Exactly reproduce all the records, keeping pictures out of the copy.

[Extracted records]
□ □ □ □ □
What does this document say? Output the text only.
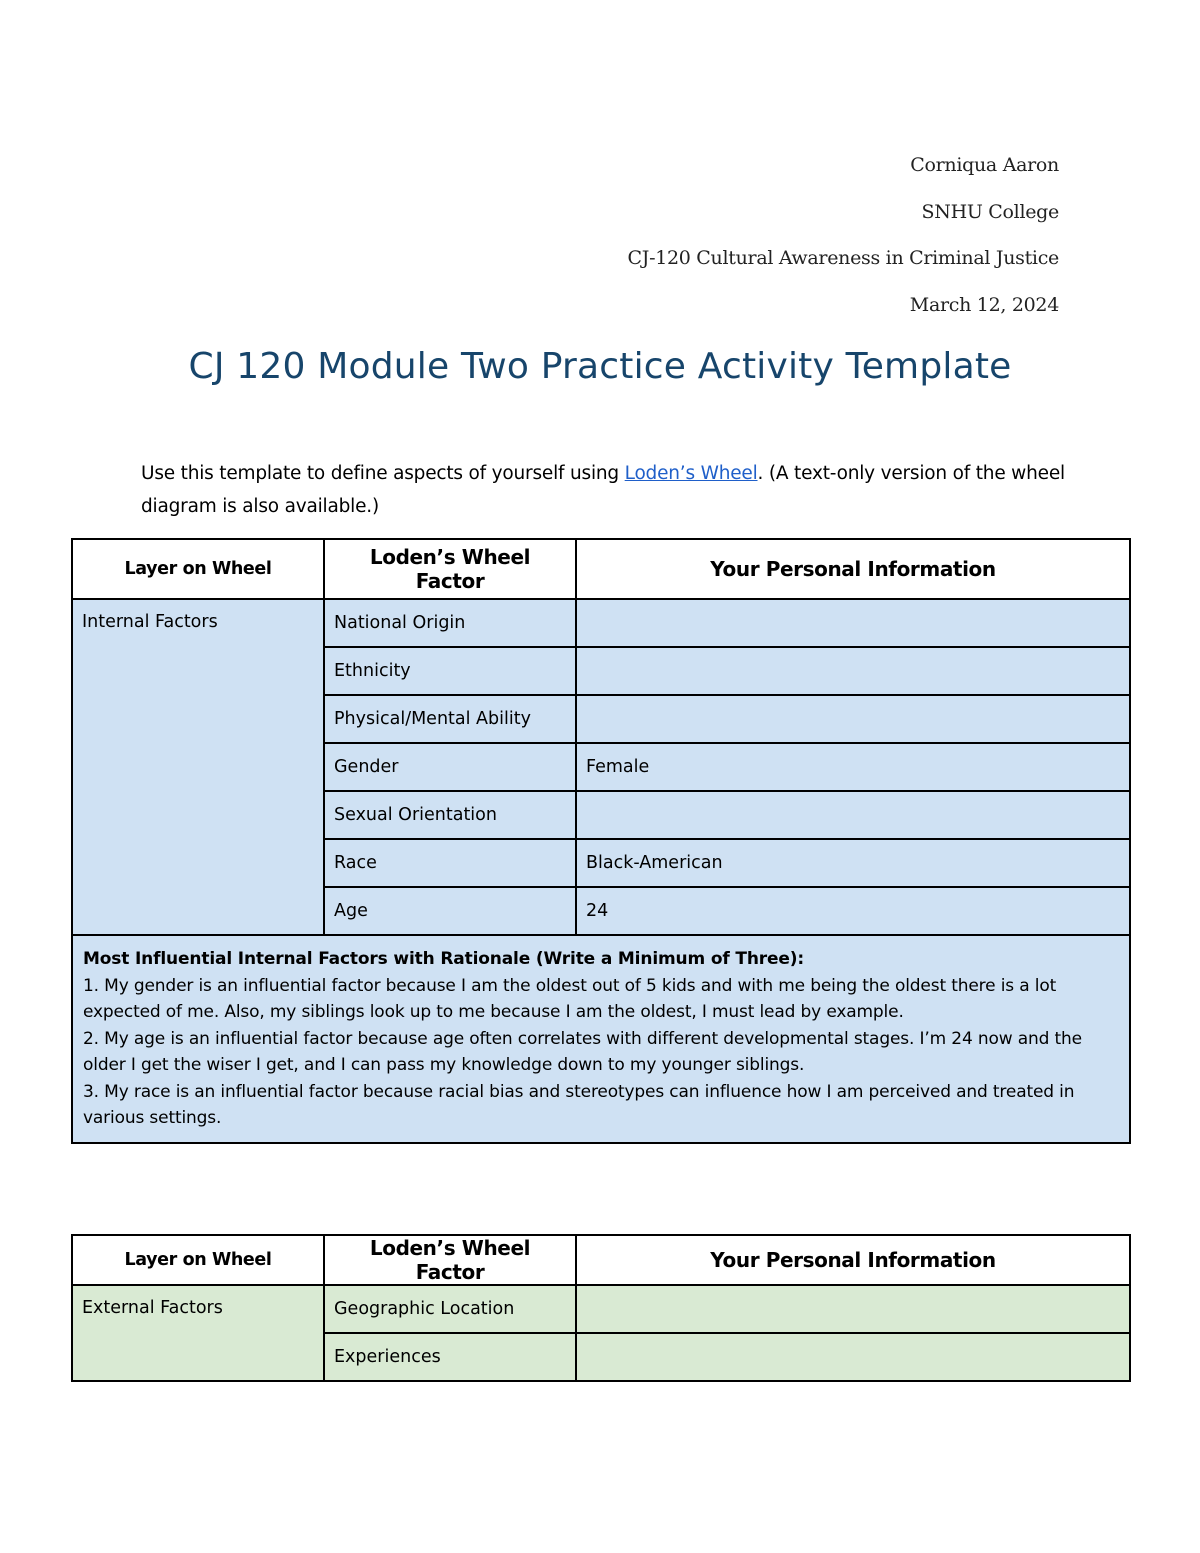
Corniqua Aaron
SNHU College
CJ-120 Cultural Awareness in Criminal Justice
March 12, 2024
CJ 120 Module Two Practice Activity Template
Use this template to define aspects of yourself using Loden’s Wheel. (A text-only version of the wheel diagram is also available.)
Layer on Wheel	Loden’s Wheel Factor	Your Personal Information
Internal Factors	National Origin	
	Ethnicity	
	Physical/Mental Ability	
	Gender	Female
	Sexual Orientation	
	Race	Black-American
	Age	24

Most Influential Internal Factors with Rationale (Write a Minimum of Three):
1. My gender is an influential factor because I am the oldest out of 5 kids and with me being the oldest there is a lot expected of me. Also, my siblings look up to me because I am the oldest, I must lead by example.
2. My age is an influential factor because age often correlates with different developmental stages. I’m 24 now and the older I get the wiser I get, and I can pass my knowledge down to my younger siblings.
3. My race is an influential factor because racial bias and stereotypes can influence how I am perceived and treated in various settings.		
Layer on Wheel	Loden’s Wheel Factor	Your Personal Information
External Factors	Geographic Location	
	Experiences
□ □ □ □ □
OUTPUT BELOW:
What does this document say? Output the text only.
Corniqua Aaron
SNHU College
CJ-120 Cultural Awareness in Criminal Justice
March 12, 2024
CJ 120 Module Two Practice Activity Template
Use this template to define aspects of yourself using Loden’s Wheel. (A text-only version of the wheel diagram is also available.)
Layer on Wheel	Loden’s Wheel Factor	Your Personal Information
Internal Factors	National Origin	
	Ethnicity	
	Physical/Mental Ability	
	Gender	Female
	Sexual Orientation	
	Race	Black-American
	Age	24

Most Influential Internal Factors with Rationale (Write a Minimum of Three):
1. My gender is an influential factor because I am the oldest out of 5 kids and with me being the oldest there is a lot expected of me. Also, my siblings look up to me because I am the oldest, I must lead by example.
2. My age is an influential factor because age often correlates with different developmental stages. I’m 24 now and the older I get the wiser I get, and I can pass my knowledge down to my younger siblings.
3. My race is an influential factor because racial bias and stereotypes can influence how I am perceived and treated in various settings.		
Layer on Wheel	Loden’s Wheel Factor	Your Personal Information
External Factors	Geographic Location	
	Experiences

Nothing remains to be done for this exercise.